▶ **DESCRIPTION OF THE TASK**
Pick up the text on the aqueous dissolver solution for scale removal and continue it from its last sentence.

▶ **EXTRACT TO READ**

---------------

If present, the activator may be present in a pure form or in an aqueous solution. In an aqueous solution the activator may comprise from about 10 wt. % to about 80 wt. %, such as from about 20 wt. % to about 70 wt. %, such as from about 30 wt. % to about 50 wt. %, for example, about 20 wt. %, about 30 wt. %, about 40 wt. %, or about 50 wt. %, of the aqueous solution, of the aqueous solution, and water may comprise the remainder, such as from about 20 wt. % to about 90 wt. %, such as from about 30 wt. % to about 80 wt. %, such as from about 50 wt. % to about 70 wt. % for example, for example, about 80 wt. %, about 70 wt. %, about 60 wt. %, or about 50 wt. %, of the aqueous solution, of the aqueous solution. In one embodiment, a hydrogen peroxide solution of 50 wt. % hydrogen peroxide and 50 wt. % water may be used as the activator.

If present, the activator may comprise from about 1 wt. % to about 30 wt. %, such as from about 5 wt. % to about 15 wt. %, for example, about 9 wt. %, of the aqueous dissolver solution, though other amounts are contemplated. In one embodiment, 9 wt. % of a 50 wt. % hydrogen peroxide solution may be used as the activator. Any of the foregoing numbers can be used for the pure form or in the aqueous solution of the dissolver. Any of the foregoing numbers can be used singly to describe an open-ended range or in combination to describe a close-ended range.

In one embodiment, if the activator is present, a weight ratio between the dissolver and the activator may be from 99:1 to 70:30, such as from 95:5 to 85:15, for example, about 91:9 may be used.

The aqueous dissolver solution may include an optional scavenger. In embodiments of the process when the scale is lead sulphide, hydrogen sulphide may form. The scavenger may be included to reduce and/or remove hydrogen sulphide from the scale removal process if it is formed. Suitable scavengers include compounds selected from the group consisting of amines, aldehydes, metal carboxylates, chelates, and combinations thereof. Examples of suitable scavengers include triazine, triazine derivatives, and glyoxal, among others.

If present in the composition, the scavenger may comprise from about 0.5 wt. % to about 10 wt. %, such as from about 1 wt. % to about 8 wt. %, for example, about 5 wt. %, of the aqueous dissolver solution, though other amounts are contemplated. In one embodiment, 1 wt. % of a scavenger, such as 1 wt. % of triazine, may be used.

---------------

Records taken from a collection
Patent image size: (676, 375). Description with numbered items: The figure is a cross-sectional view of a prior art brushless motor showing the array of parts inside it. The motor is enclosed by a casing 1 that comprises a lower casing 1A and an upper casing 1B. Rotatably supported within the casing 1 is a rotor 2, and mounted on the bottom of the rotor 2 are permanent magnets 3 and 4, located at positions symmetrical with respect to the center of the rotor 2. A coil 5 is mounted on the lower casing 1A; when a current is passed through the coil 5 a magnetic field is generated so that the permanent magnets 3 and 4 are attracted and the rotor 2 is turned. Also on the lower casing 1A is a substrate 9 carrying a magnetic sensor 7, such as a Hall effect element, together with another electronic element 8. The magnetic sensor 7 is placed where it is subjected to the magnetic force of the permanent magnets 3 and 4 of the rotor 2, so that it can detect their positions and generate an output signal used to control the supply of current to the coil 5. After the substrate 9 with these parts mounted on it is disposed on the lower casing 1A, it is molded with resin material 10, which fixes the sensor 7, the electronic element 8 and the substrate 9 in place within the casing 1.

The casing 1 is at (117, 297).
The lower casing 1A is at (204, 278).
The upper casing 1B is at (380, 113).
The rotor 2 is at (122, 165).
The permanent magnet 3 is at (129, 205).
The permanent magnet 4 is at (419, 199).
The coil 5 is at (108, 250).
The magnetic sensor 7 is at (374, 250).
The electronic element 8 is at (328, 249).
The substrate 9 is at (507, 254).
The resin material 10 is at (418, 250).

---------------

▶ **RESULT OF THE TASK**
In one embodiment, the aqueous dissolver solution comprises:

• • from about 1 wt. % to about 95 wt. % of the dissolver,
  • from 0 wt. % to about 30 wt. % of the activator,
  • from 0 wt. % to about 10 wt. % of the scavenger, and
  • the remainder water, and the total weight percent is 100 wt. %.

In one embodiment, the aqueous dissolver solution comprises:

• • from about 1 wt. % to about 95 wt. % of the dissolver,
  • from 5 wt. % to about 30 wt. % of the activator,
  • from 0 wt. % to about 10 wt. % of the scavenger and,
  • the remainder water, and the total weight percent is 100 wt. %.

In another embodiment, the aqueous dissolver solution comprises:

• • from about 5 wt. % to about 95 wt. % of the dissolver,
  • from about 1 wt. % to about 30 wt. % of the activator,
  • from about 0.5 wt. % to about 10 wt. % of the scavenger and,
  • from about 2.5 wt. % to about 93.5 wt. % water, and the total weight percent is 100 wt. %.

In another embodiment, the aqueous dissolver solution comprises: about 91 wt. % of 30 wt. % aluminum nitrate solution, and about 9 wt. % of 50 wt. % hydrogen peroxide solution.

A total weight percent (total wt. %) of the aqueous dissolver solution is based on the total amount of components present in the aqueous dissolver solution.

The aqueous dissolver solution may have a pH from about 1 to about 5, such as from about 2 to about 5, such as from about 2.5 to about 4.0, for example, about 3.5.

The aqueous dissolver solution may include additional components, such as corrosion inhibitors, glycols, solvents, or combinations thereof among other components.

In one embodiment, the aqueous dissolver solutions can be used to remove metal-containing scale material from metal surfaces of well production equipment such as oilfield equipment. Such a solution is brought into contact with a metal surface having metal containing deposits to be removed for a time period effective to dissolve the scale.

Suitable metal surfaces include any corrosion resistant metal and metal alloys. Examples of suitable metal surfaces include a surface material selected from the group consisting of stainless steel, carbon steel, aluminum, lead, copper, nickel, and combinations thereof.

Suitable scale material to be removed may include material selected from the group consisting of lead, lead sulphide, lead oxide, and combinations thereof. The scale material may be radioactive or non-radioactive. An example of a radioactive material is radioactive lead, Pb-210.

Contacting aqueous dissolver solutions to the metal surfaces can consist of one or more treatments. In one embodiment, repeated short-duration treatments, for example two or more contacts for less than 6 hours per contact. Other treatments can expose a metal surface with metal-containing scale to the aqueous dissolver solution, as described above, for 24 hours or more. In one embodiment, contacting the aqueous dissolver solution with the apparatus surface comprises contacting for one or more periods of time for a total time from about 1 hour to about 48 hours, such as from about 6 hours to about 24 hours.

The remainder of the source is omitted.